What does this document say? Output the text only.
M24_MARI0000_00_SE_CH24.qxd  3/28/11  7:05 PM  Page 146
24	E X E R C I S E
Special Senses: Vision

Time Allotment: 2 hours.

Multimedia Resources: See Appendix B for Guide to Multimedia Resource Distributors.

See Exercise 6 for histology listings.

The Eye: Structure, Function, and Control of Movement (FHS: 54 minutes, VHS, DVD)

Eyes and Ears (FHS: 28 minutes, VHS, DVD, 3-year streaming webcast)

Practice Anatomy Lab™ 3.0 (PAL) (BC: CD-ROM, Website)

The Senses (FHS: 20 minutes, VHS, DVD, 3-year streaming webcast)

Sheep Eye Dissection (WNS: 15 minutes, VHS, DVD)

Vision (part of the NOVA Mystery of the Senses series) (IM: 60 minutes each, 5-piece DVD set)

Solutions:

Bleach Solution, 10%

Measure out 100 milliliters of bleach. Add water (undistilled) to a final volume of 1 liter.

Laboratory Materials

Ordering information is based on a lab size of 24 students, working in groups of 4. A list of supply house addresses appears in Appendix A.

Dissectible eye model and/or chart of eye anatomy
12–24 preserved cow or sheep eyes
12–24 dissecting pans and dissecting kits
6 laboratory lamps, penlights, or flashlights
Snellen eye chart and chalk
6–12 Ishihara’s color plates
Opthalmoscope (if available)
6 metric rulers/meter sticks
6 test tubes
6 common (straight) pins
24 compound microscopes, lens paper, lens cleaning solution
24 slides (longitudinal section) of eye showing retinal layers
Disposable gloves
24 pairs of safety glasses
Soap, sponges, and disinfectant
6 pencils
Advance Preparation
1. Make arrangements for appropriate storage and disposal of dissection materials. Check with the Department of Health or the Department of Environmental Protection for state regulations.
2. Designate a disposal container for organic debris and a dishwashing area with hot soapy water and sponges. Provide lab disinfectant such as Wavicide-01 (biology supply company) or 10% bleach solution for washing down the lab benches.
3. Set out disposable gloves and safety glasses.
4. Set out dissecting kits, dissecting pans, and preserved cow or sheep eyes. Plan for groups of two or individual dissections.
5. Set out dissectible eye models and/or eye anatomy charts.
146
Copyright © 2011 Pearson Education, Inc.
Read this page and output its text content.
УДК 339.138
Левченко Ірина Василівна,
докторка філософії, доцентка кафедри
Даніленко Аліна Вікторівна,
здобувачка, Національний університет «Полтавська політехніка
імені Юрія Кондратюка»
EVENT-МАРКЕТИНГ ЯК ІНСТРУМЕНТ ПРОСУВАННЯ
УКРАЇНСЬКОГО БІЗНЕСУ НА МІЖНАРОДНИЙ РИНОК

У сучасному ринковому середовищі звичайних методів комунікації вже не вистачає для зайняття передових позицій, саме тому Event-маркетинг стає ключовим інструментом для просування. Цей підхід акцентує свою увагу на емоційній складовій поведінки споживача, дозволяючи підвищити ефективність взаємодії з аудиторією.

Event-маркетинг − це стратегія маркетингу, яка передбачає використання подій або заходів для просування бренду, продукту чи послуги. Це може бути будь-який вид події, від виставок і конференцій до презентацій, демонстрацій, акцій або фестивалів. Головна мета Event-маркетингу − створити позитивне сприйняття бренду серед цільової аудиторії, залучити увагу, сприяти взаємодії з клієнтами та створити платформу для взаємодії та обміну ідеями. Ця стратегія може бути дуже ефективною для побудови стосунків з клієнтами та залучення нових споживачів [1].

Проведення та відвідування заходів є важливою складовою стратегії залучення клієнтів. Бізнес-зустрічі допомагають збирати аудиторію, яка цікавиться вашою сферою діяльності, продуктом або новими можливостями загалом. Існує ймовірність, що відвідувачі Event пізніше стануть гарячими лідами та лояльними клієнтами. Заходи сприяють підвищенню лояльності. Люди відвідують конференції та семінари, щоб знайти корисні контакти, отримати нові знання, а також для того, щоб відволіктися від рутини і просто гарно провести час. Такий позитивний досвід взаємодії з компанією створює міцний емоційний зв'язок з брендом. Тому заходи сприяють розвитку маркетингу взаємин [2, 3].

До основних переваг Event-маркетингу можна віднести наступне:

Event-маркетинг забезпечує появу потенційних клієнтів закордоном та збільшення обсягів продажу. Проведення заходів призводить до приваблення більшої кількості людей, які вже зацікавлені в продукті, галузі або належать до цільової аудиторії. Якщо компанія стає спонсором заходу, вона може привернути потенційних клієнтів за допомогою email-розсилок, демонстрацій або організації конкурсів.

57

GIVEN INSTRUCTION » Reproduce the listing in full. Keep it exactly as written.

WRITTEN ANSWER »
What does this document say? Output the text only.
M24_MARI0000_00_SE_CH24.qxd  3/28/11  7:05 PM  Page 146
24	E X E R C I S E
Special Senses: Vision

Time Allotment: 2 hours.

Multimedia Resources: See Appendix B for Guide to Multimedia Resource Distributors.

See Exercise 6 for histology listings.

The Eye: Structure, Function, and Control of Movement (FHS: 54 minutes, VHS, DVD)

Eyes and Ears (FHS: 28 minutes, VHS, DVD, 3-year streaming webcast)

Practice Anatomy Lab™ 3.0 (PAL) (BC: CD-ROM, Website)

The Senses (FHS: 20 minutes, VHS, DVD, 3-year streaming webcast)

Sheep Eye Dissection (WNS: 15 minutes, VHS, DVD)

Vision (part of the NOVA Mystery of the Senses series) (IM: 60 minutes each, 5-piece DVD set)

Solutions:

Bleach Solution, 10%

Measure out 100 milliliters of bleach. Add water (undistilled) to a final volume of 1 liter.

Laboratory Materials

Ordering information is based on a lab size of 24 students, working in groups of 4. A list of supply house addresses appears in Appendix A.

Dissectible eye model and/or chart of eye anatomy
12–24 preserved cow or sheep eyes
12–24 dissecting pans and dissecting kits
6 laboratory lamps, penlights, or flashlights
Snellen eye chart and chalk
6–12 Ishihara’s color plates
Opthalmoscope (if available)
6 metric rulers/meter sticks
6 test tubes
6 common (straight) pins
24 compound microscopes, lens paper, lens cleaning solution
24 slides (longitudinal section) of eye showing retinal layers
Disposable gloves
24 pairs of safety glasses
Soap, sponges, and disinfectant
6 pencils
Advance Preparation
1. Make arrangements for appropriate storage and disposal of dissection materials. Check with the Department of Health or the Department of Environmental Protection for state regulations.
2. Designate a disposal container for organic debris and a dishwashing area with hot soapy water and sponges. Provide lab disinfectant such as Wavicide-01 (biology supply company) or 10% bleach solution for washing down the lab benches.
3. Set out disposable gloves and safety glasses.
4. Set out dissecting kits, dissecting pans, and preserved cow or sheep eyes. Plan for groups of two or individual dissections.
5. Set out dissectible eye models and/or eye anatomy charts.
146
Copyright © 2011 Pearson Education, Inc.
Read this page and output its text content.
УДК 339.138
Левченко Ірина Василівна,
докторка філософії, доцентка кафедри
Даніленко Аліна Вікторівна,
здобувачка, Національний університет «Полтавська політехніка
імені Юрія Кондратюка»
EVENT-МАРКЕТИНГ ЯК ІНСТРУМЕНТ ПРОСУВАННЯ
УКРАЇНСЬКОГО БІЗНЕСУ НА МІЖНАРОДНИЙ РИНОК

У сучасному ринковому середовищі звичайних методів комунікації вже не вистачає для зайняття передових позицій, саме тому Event-маркетинг стає ключовим інструментом для просування. Цей підхід акцентує свою увагу на емоційній складовій поведінки споживача, дозволяючи підвищити ефективність взаємодії з аудиторією.

Event-маркетинг − це стратегія маркетингу, яка передбачає використання подій або заходів для просування бренду, продукту чи послуги. Це може бути будь-який вид події, від виставок і конференцій до презентацій, демонстрацій, акцій або фестивалів. Головна мета Event-маркетингу − створити позитивне сприйняття бренду серед цільової аудиторії, залучити увагу, сприяти взаємодії з клієнтами та створити платформу для взаємодії та обміну ідеями. Ця стратегія може бути дуже ефективною для побудови стосунків з клієнтами та залучення нових споживачів [1].

Проведення та відвідування заходів є важливою складовою стратегії залучення клієнтів. Бізнес-зустрічі допомагають збирати аудиторію, яка цікавиться вашою сферою діяльності, продуктом або новими можливостями загалом. Існує ймовірність, що відвідувачі Event пізніше стануть гарячими лідами та лояльними клієнтами. Заходи сприяють підвищенню лояльності. Люди відвідують конференції та семінари, щоб знайти корисні контакти, отримати нові знання, а також для того, щоб відволіктися від рутини і просто гарно провести час. Такий позитивний досвід взаємодії з компанією створює міцний емоційний зв'язок з брендом. Тому заходи сприяють розвитку маркетингу взаємин [2, 3].

До основних переваг Event-маркетингу можна віднести наступне:

Event-маркетинг забезпечує появу потенційних клієнтів закордоном та збільшення обсягів продажу. Проведення заходів призводить до приваблення більшої кількості людей, які вже зацікавлені в продукті, галузі або належать до цільової аудиторії. Якщо компанія стає спонсором заходу, вона може привернути потенційних клієнтів за допомогою email-розсилок, демонстрацій або організації конкурсів.

57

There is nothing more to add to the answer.